- **Stated task**: Send each entry back exactly as given, pictures excluded.

[START OF Dataset excerpts]

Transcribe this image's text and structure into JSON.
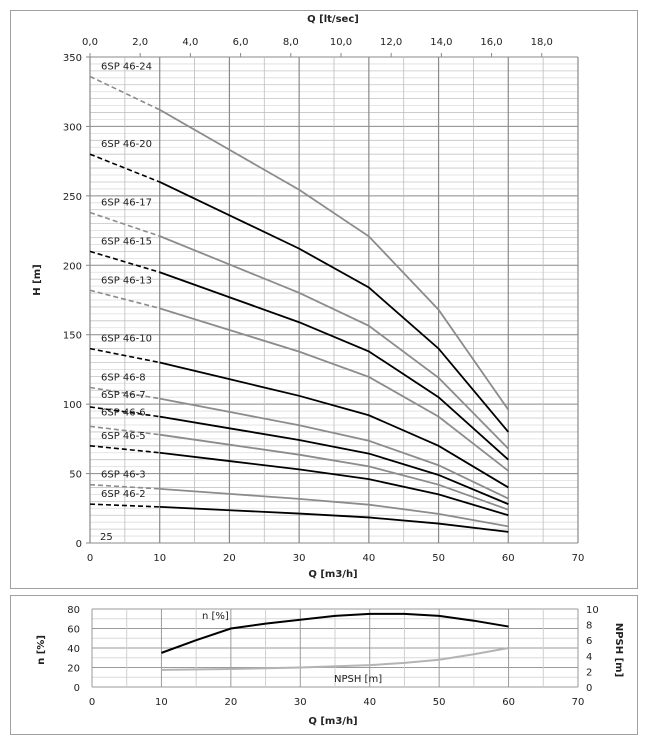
{
  "chart_data": [
    {
      "type": "line",
      "xlabel": "Q [m3/h]",
      "ylabel": "H [m]",
      "x2label": "Q [lt/sec]",
      "xlim": [
        0,
        70
      ],
      "ylim": [
        0,
        350
      ],
      "x2lim": [
        0,
        18
      ],
      "xticks": [
        0,
        10,
        20,
        30,
        40,
        50,
        60,
        70
      ],
      "yticks": [
        0,
        50,
        100,
        150,
        200,
        250,
        300,
        350
      ],
      "x2ticks": [
        "0,0",
        "2,0",
        "4,0",
        "6,0",
        "8,0",
        "10,0",
        "12,0",
        "14,0",
        "16,0",
        "18,0"
      ],
      "grid": true,
      "annotation": "25",
      "x": [
        0,
        10,
        20,
        30,
        40,
        50,
        60
      ],
      "dashed_until_x": 10,
      "series": [
        {
          "name": "6SP 46-24",
          "color": "#8c8c8c",
          "values": [
            336,
            312,
            283.2,
            254.4,
            220.8,
            168,
            96
          ]
        },
        {
          "name": "6SP 46-20",
          "color": "#000000",
          "values": [
            280,
            260,
            236,
            212,
            184,
            140,
            80
          ]
        },
        {
          "name": "6SP 46-17",
          "color": "#8c8c8c",
          "values": [
            238,
            221,
            200.6,
            180.2,
            156.4,
            119,
            68
          ]
        },
        {
          "name": "6SP 46-15",
          "color": "#000000",
          "values": [
            210,
            195,
            177,
            159,
            138,
            105,
            60
          ]
        },
        {
          "name": "6SP 46-13",
          "color": "#8c8c8c",
          "values": [
            182,
            169,
            153.4,
            137.8,
            119.6,
            91,
            52
          ]
        },
        {
          "name": "6SP 46-10",
          "color": "#000000",
          "values": [
            140,
            130,
            118,
            106,
            92,
            70,
            40
          ]
        },
        {
          "name": "6SP 46-8",
          "color": "#8c8c8c",
          "values": [
            112,
            104,
            94.4,
            84.8,
            73.6,
            56,
            32
          ]
        },
        {
          "name": "6SP 46-7",
          "color": "#000000",
          "values": [
            98,
            91,
            82.6,
            74.2,
            64.4,
            49,
            28
          ]
        },
        {
          "name": "6SP 46-6",
          "color": "#8c8c8c",
          "values": [
            84,
            78,
            70.8,
            63.6,
            55.2,
            42,
            24
          ]
        },
        {
          "name": "6SP 46-5",
          "color": "#000000",
          "values": [
            70,
            65,
            59,
            53,
            46,
            35,
            20
          ]
        },
        {
          "name": "6SP 46-3",
          "color": "#8c8c8c",
          "values": [
            42,
            39,
            35.4,
            31.8,
            27.6,
            21,
            12
          ]
        },
        {
          "name": "6SP 46-2",
          "color": "#000000",
          "values": [
            28,
            26,
            23.6,
            21.2,
            18.4,
            14,
            8
          ]
        }
      ]
    },
    {
      "type": "line",
      "xlabel": "Q [m3/h]",
      "ylabel": "n [%]",
      "y2label": "NPSH [m]",
      "xlim": [
        0,
        70
      ],
      "ylim": [
        0,
        80
      ],
      "y2lim": [
        0,
        10
      ],
      "xticks": [
        0,
        10,
        20,
        30,
        40,
        50,
        60,
        70
      ],
      "yticks": [
        0,
        20,
        40,
        60,
        80
      ],
      "y2ticks": [
        0,
        2,
        4,
        6,
        8,
        10
      ],
      "grid": true,
      "series": [
        {
          "name": "n [%]",
          "axis": "left",
          "color": "#000000",
          "x": [
            10,
            15,
            20,
            25,
            30,
            35,
            40,
            45,
            50,
            55,
            60
          ],
          "values": [
            35,
            48,
            60,
            65,
            69,
            73,
            75,
            75,
            73,
            68,
            62
          ]
        },
        {
          "name": "NPSH [m]",
          "axis": "right",
          "color": "#b4b4b4",
          "x": [
            10,
            20,
            30,
            40,
            45,
            50,
            55,
            60
          ],
          "values": [
            2.2,
            2.3,
            2.5,
            2.8,
            3.1,
            3.5,
            4.2,
            5.0
          ]
        }
      ]
    }
  ]
}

[END OF Dataset excerpts]

- **Answer to this exercise**:
Transcribe this image's text and structure into JSON.
{
  "chart_data": [
    {
      "type": "line",
      "xlabel": "Q [m3/h]",
      "ylabel": "H [m]",
      "x2label": "Q [lt/sec]",
      "xlim": [
        0,
        70
      ],
      "ylim": [
        0,
        350
      ],
      "x2lim": [
        0,
        18
      ],
      "xticks": [
        0,
        10,
        20,
        30,
        40,
        50,
        60,
        70
      ],
      "yticks": [
        0,
        50,
        100,
        150,
        200,
        250,
        300,
        350
      ],
      "x2ticks": [
        "0,0",
        "2,0",
        "4,0",
        "6,0",
        "8,0",
        "10,0",
        "12,0",
        "14,0",
        "16,0",
        "18,0"
      ],
      "grid": true,
      "annotation": "25",
      "x": [
        0,
        10,
        20,
        30,
        40,
        50,
        60
      ],
      "dashed_until_x": 10,
      "series": [
        {
          "name": "6SP 46-24",
          "color": "#8c8c8c",
          "values": [
            336,
            312,
            283.2,
            254.4,
            220.8,
            168,
            96
          ]
        },
        {
          "name": "6SP 46-20",
          "color": "#000000",
          "values": [
            280,
            260,
            236,
            212,
            184,
            140,
            80
          ]
        },
        {
          "name": "6SP 46-17",
          "color": "#8c8c8c",
          "values": [
            238,
            221,
            200.6,
            180.2,
            156.4,
            119,
            68
          ]
        },
        {
          "name": "6SP 46-15",
          "color": "#000000",
          "values": [
            210,
            195,
            177,
            159,
            138,
            105,
            60
          ]
        },
        {
          "name": "6SP 46-13",
          "color": "#8c8c8c",
          "values": [
            182,
            169,
            153.4,
            137.8,
            119.6,
            91,
            52
          ]
        },
        {
          "name": "6SP 46-10",
          "color": "#000000",
          "values": [
            140,
            130,
            118,
            106,
            92,
            70,
            40
          ]
        },
        {
          "name": "6SP 46-8",
          "color": "#8c8c8c",
          "values": [
            112,
            104,
            94.4,
            84.8,
            73.6,
            56,
            32
          ]
        },
        {
          "name": "6SP 46-7",
          "color": "#000000",
          "values": [
            98,
            91,
            82.6,
            74.2,
            64.4,
            49,
            28
          ]
        },
        {
          "name": "6SP 46-6",
          "color": "#8c8c8c",
          "values": [
            84,
            78,
            70.8,
            63.6,
            55.2,
            42,
            24
          ]
        },
        {
          "name": "6SP 46-5",
          "color": "#000000",
          "values": [
            70,
            65,
            59,
            53,
            46,
            35,
            20
          ]
        },
        {
          "name": "6SP 46-3",
          "color": "#8c8c8c",
          "values": [
            42,
            39,
            35.4,
            31.8,
            27.6,
            21,
            12
          ]
        },
        {
          "name": "6SP 46-2",
          "color": "#000000",
          "values": [
            28,
            26,
            23.6,
            21.2,
            18.4,
            14,
            8
          ]
        }
      ]
    },
    {
      "type": "line",
      "xlabel": "Q [m3/h]",
      "ylabel": "n [%]",
      "y2label": "NPSH [m]",
      "xlim": [
        0,
        70
      ],
      "ylim": [
        0,
        80
      ],
      "y2lim": [
        0,
        10
      ],
      "xticks": [
        0,
        10,
        20,
        30,
        40,
        50,
        60,
        70
      ],
      "yticks": [
        0,
        20,
        40,
        60,
        80
      ],
      "y2ticks": [
        0,
        2,
        4,
        6,
        8,
        10
      ],
      "grid": true,
      "series": [
        {
          "name": "n [%]",
          "axis": "left",
          "color": "#000000",
          "x": [
            10,
            15,
            20,
            25,
            30,
            35,
            40,
            45,
            50,
            55,
            60
          ],
          "values": [
            35,
            48,
            60,
            65,
            69,
            73,
            75,
            75,
            73,
            68,
            62
          ]
        },
        {
          "name": "NPSH [m]",
          "axis": "right",
          "color": "#b4b4b4",
          "x": [
            10,
            20,
            30,
            40,
            45,
            50,
            55,
            60
          ],
          "values": [
            2.2,
            2.3,
            2.5,
            2.8,
            3.1,
            3.5,
            4.2,
            5.0
          ]
        }
      ]
    }
  ]
}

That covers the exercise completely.